Task objective: Would you transcribe the records word for word, please?

· · ·

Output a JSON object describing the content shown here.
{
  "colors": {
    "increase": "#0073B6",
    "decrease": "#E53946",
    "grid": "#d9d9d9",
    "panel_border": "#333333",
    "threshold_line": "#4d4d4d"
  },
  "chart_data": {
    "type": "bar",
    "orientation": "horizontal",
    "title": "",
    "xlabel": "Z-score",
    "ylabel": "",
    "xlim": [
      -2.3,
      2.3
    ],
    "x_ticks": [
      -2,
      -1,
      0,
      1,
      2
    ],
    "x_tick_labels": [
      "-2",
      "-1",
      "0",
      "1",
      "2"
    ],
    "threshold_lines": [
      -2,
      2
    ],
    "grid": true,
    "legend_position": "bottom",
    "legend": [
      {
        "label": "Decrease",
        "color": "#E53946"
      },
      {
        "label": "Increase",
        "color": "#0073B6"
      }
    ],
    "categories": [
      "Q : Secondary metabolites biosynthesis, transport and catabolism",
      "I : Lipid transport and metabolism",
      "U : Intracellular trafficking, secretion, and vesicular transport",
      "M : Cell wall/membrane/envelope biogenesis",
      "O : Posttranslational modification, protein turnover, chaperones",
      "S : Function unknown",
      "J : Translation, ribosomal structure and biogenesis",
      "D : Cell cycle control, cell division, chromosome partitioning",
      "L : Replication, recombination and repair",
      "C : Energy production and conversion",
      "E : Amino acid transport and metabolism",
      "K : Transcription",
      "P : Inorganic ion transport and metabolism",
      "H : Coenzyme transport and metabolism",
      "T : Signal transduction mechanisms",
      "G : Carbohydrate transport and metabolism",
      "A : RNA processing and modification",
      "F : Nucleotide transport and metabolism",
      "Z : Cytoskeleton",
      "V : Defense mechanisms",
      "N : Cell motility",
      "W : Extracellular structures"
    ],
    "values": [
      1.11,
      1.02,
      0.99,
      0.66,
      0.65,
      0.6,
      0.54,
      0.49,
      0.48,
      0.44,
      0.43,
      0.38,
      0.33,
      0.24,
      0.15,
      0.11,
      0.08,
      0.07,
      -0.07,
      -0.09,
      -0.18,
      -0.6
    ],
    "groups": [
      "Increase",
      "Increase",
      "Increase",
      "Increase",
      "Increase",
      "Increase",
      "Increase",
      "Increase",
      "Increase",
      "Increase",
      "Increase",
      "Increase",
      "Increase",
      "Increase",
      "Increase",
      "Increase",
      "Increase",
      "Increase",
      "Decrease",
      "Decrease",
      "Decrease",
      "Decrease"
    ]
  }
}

· · ·

Response for this exercise:
Output a JSON object describing the content shown here.
{
  "colors": {
    "increase": "#0073B6",
    "decrease": "#E53946",
    "grid": "#d9d9d9",
    "panel_border": "#333333",
    "threshold_line": "#4d4d4d"
  },
  "chart_data": {
    "type": "bar",
    "orientation": "horizontal",
    "title": "",
    "xlabel": "Z-score",
    "ylabel": "",
    "xlim": [
      -2.3,
      2.3
    ],
    "x_ticks": [
      -2,
      -1,
      0,
      1,
      2
    ],
    "x_tick_labels": [
      "-2",
      "-1",
      "0",
      "1",
      "2"
    ],
    "threshold_lines": [
      -2,
      2
    ],
    "grid": true,
    "legend_position": "bottom",
    "legend": [
      {
        "label": "Decrease",
        "color": "#E53946"
      },
      {
        "label": "Increase",
        "color": "#0073B6"
      }
    ],
    "categories": [
      "Q : Secondary metabolites biosynthesis, transport and catabolism",
      "I : Lipid transport and metabolism",
      "U : Intracellular trafficking, secretion, and vesicular transport",
      "M : Cell wall/membrane/envelope biogenesis",
      "O : Posttranslational modification, protein turnover, chaperones",
      "S : Function unknown",
      "J : Translation, ribosomal structure and biogenesis",
      "D : Cell cycle control, cell division, chromosome partitioning",
      "L : Replication, recombination and repair",
      "C : Energy production and conversion",
      "E : Amino acid transport and metabolism",
      "K : Transcription",
      "P : Inorganic ion transport and metabolism",
      "H : Coenzyme transport and metabolism",
      "T : Signal transduction mechanisms",
      "G : Carbohydrate transport and metabolism",
      "A : RNA processing and modification",
      "F : Nucleotide transport and metabolism",
      "Z : Cytoskeleton",
      "V : Defense mechanisms",
      "N : Cell motility",
      "W : Extracellular structures"
    ],
    "values": [
      1.11,
      1.02,
      0.99,
      0.66,
      0.65,
      0.6,
      0.54,
      0.49,
      0.48,
      0.44,
      0.43,
      0.38,
      0.33,
      0.24,
      0.15,
      0.11,
      0.08,
      0.07,
      -0.07,
      -0.09,
      -0.18,
      -0.6
    ],
    "groups": [
      "Increase",
      "Increase",
      "Increase",
      "Increase",
      "Increase",
      "Increase",
      "Increase",
      "Increase",
      "Increase",
      "Increase",
      "Increase",
      "Increase",
      "Increase",
      "Increase",
      "Increase",
      "Increase",
      "Increase",
      "Increase",
      "Decrease",
      "Decrease",
      "Decrease",
      "Decrease"
    ]
  }
}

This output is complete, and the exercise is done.